SUPPLIED RECORDS -
>>
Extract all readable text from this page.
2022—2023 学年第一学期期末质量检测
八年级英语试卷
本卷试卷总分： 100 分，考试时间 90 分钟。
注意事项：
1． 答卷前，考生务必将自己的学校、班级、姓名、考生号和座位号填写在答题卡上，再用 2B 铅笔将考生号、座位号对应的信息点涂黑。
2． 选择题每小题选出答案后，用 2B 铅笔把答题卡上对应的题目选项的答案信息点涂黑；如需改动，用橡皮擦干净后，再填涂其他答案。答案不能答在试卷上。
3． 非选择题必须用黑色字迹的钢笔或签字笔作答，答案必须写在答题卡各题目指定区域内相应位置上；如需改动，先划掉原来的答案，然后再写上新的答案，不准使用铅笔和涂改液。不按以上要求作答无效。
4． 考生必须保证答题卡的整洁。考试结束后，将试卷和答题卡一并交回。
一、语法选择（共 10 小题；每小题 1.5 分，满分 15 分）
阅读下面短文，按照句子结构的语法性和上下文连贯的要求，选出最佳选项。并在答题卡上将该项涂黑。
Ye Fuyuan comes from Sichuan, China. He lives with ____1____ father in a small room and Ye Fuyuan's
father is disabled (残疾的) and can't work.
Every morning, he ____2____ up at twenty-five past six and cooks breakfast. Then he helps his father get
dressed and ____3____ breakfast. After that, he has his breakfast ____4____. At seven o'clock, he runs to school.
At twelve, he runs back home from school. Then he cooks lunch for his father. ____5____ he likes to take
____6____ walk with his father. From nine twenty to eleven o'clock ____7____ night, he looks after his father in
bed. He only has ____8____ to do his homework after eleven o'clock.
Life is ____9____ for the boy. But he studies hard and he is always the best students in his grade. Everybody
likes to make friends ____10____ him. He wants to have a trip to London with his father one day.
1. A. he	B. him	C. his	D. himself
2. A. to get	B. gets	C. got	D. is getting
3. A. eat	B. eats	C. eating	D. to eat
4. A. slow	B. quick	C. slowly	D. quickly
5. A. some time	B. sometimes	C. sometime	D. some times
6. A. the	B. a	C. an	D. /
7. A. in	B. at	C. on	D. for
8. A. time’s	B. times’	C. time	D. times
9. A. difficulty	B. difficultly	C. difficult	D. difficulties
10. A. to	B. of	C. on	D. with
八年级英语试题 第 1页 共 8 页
<<
SET PROBLEM - How many lines in these entries hold the string "runs"? Answer with the number alone.

WRITTEN RESPONSE - 2